--- Begin Data for the task ---

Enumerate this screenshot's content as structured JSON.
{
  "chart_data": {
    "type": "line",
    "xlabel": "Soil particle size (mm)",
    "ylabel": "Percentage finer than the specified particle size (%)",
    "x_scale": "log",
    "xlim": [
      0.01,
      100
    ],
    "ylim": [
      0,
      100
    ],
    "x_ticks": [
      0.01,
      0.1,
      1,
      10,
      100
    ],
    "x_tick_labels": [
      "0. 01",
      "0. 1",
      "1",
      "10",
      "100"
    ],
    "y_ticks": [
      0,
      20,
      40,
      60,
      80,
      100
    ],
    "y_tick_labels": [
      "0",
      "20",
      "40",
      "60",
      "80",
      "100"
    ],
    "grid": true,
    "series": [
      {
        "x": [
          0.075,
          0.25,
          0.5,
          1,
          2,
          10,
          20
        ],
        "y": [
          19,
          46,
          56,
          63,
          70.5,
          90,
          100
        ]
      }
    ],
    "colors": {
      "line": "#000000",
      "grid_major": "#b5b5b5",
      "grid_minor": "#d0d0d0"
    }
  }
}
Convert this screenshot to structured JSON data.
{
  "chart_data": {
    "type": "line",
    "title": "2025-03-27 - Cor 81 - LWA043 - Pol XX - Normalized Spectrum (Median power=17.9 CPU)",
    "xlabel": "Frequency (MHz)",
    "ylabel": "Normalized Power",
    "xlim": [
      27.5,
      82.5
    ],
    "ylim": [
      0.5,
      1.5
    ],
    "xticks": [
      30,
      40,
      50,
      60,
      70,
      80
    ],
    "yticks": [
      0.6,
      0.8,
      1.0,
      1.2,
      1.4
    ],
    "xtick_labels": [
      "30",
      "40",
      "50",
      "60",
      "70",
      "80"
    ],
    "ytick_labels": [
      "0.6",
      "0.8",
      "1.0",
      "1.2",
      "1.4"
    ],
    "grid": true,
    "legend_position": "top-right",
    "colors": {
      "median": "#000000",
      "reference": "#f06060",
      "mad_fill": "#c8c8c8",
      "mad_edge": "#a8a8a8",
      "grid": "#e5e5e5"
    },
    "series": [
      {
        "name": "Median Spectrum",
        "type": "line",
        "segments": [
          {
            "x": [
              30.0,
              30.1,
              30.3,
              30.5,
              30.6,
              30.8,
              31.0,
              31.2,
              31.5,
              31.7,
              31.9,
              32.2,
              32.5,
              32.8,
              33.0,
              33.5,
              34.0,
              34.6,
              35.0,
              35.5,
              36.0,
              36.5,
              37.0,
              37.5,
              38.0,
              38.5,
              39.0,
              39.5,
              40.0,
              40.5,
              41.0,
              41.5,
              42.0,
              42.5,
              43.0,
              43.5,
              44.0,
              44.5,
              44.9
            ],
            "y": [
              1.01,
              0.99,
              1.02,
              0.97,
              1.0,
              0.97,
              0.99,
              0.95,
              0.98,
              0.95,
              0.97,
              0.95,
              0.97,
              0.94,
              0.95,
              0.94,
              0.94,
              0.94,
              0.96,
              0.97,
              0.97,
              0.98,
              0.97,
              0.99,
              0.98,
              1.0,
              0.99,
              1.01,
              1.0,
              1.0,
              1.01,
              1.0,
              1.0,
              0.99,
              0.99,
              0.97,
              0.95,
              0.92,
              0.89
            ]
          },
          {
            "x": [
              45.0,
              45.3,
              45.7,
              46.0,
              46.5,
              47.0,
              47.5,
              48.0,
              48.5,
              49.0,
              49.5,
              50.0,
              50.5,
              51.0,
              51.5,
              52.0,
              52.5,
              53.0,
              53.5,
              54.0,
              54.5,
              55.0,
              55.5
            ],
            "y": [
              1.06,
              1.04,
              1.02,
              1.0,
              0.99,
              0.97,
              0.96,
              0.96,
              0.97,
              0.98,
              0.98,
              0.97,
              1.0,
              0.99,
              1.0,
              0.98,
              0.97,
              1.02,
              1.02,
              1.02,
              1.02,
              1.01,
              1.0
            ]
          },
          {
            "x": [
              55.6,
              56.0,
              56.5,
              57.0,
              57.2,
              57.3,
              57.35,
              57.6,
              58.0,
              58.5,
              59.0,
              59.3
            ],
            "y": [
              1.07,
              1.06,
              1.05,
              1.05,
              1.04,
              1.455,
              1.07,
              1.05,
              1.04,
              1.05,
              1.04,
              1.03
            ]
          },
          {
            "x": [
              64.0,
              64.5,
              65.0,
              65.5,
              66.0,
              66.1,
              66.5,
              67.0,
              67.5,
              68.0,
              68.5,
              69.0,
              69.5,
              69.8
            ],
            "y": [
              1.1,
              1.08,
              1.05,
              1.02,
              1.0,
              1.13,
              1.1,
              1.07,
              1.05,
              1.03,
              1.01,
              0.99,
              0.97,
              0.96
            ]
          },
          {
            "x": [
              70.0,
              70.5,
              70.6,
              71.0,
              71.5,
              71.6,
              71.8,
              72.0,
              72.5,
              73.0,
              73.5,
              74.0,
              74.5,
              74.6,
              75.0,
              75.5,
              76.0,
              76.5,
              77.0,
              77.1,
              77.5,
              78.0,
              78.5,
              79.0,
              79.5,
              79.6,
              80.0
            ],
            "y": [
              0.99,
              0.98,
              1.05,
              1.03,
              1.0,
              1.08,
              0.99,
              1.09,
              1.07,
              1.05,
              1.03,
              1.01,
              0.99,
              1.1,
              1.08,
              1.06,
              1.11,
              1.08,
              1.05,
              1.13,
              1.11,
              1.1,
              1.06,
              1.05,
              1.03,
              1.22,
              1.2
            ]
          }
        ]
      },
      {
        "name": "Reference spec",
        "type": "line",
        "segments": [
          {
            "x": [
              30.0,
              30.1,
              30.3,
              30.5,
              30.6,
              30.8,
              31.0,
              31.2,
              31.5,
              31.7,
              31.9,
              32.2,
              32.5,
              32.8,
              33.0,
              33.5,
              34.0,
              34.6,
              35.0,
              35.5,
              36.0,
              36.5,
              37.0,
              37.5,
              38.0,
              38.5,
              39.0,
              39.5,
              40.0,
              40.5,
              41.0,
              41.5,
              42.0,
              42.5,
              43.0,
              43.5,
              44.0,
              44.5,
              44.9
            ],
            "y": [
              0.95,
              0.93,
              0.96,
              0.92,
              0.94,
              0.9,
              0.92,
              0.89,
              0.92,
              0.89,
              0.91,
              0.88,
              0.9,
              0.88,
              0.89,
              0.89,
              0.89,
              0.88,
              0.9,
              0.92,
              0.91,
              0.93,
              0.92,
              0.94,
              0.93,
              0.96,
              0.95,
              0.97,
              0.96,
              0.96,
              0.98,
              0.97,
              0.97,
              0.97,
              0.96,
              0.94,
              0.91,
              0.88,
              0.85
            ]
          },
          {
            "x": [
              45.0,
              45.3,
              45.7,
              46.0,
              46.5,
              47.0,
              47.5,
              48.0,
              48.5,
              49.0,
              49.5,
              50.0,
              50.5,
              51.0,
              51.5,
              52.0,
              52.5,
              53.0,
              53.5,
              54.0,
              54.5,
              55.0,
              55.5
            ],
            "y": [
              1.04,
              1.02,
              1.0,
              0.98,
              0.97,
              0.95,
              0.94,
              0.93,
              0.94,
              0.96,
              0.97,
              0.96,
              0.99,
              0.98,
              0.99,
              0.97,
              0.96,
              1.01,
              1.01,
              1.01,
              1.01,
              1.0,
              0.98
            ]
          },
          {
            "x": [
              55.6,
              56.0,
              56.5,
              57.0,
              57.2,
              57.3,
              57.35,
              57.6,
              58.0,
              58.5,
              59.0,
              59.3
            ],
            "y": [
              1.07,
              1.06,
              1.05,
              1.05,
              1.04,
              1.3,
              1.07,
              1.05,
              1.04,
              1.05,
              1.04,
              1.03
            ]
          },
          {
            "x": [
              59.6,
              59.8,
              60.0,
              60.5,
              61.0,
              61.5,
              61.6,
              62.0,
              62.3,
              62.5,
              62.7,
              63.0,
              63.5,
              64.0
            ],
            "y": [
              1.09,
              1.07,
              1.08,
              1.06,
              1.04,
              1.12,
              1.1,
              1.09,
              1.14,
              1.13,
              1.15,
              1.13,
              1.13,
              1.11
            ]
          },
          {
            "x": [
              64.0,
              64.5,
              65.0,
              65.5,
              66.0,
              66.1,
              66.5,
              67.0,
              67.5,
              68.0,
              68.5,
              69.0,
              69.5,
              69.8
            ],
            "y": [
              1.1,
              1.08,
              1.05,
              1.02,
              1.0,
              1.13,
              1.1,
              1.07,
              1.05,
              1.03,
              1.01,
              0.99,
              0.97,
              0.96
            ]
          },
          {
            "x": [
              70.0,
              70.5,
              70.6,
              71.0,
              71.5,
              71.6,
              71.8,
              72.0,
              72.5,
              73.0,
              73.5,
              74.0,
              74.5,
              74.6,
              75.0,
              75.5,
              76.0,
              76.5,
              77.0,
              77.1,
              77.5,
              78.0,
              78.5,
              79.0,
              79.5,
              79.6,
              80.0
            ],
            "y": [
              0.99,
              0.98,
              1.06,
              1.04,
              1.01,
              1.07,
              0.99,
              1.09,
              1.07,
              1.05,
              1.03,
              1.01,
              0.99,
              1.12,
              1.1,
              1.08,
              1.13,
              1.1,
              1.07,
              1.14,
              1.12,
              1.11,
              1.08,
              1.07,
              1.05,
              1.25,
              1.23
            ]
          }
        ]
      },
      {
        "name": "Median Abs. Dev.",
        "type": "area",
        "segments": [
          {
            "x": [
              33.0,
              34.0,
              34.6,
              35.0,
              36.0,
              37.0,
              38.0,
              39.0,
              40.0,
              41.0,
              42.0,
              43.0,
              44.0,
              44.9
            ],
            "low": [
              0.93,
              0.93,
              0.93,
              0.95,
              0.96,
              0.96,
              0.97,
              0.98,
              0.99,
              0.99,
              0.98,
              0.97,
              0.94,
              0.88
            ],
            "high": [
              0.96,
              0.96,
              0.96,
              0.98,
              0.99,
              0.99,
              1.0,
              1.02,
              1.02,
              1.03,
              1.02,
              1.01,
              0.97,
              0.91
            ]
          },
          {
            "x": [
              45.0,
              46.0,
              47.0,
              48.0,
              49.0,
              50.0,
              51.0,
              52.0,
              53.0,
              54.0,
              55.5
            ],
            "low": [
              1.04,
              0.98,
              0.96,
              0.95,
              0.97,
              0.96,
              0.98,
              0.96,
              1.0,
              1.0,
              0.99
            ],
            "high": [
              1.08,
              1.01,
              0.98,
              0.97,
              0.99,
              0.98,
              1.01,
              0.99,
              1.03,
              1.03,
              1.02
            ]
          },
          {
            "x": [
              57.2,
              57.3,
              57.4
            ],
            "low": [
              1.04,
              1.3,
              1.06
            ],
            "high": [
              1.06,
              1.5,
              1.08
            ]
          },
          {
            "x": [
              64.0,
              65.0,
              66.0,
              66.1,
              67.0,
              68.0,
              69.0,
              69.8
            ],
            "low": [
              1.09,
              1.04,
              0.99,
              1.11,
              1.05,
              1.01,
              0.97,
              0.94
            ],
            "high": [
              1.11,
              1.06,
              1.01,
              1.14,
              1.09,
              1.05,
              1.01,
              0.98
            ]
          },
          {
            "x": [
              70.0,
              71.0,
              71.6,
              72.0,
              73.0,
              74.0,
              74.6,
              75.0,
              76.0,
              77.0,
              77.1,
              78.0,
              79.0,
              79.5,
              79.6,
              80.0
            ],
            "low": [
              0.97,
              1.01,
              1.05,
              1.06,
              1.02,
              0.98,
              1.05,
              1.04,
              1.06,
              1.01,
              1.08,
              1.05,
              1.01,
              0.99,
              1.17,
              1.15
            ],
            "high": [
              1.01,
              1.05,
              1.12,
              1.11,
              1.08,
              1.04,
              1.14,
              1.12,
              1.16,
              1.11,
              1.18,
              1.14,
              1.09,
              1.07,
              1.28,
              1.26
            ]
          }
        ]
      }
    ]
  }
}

--- End Data for the task ---

Gather each line in these records that contains the string "screenshot".

▶ [Answer to this task]:
Enumerate this screenshot's content as structured JSON.
Convert this screenshot to structured JSON data.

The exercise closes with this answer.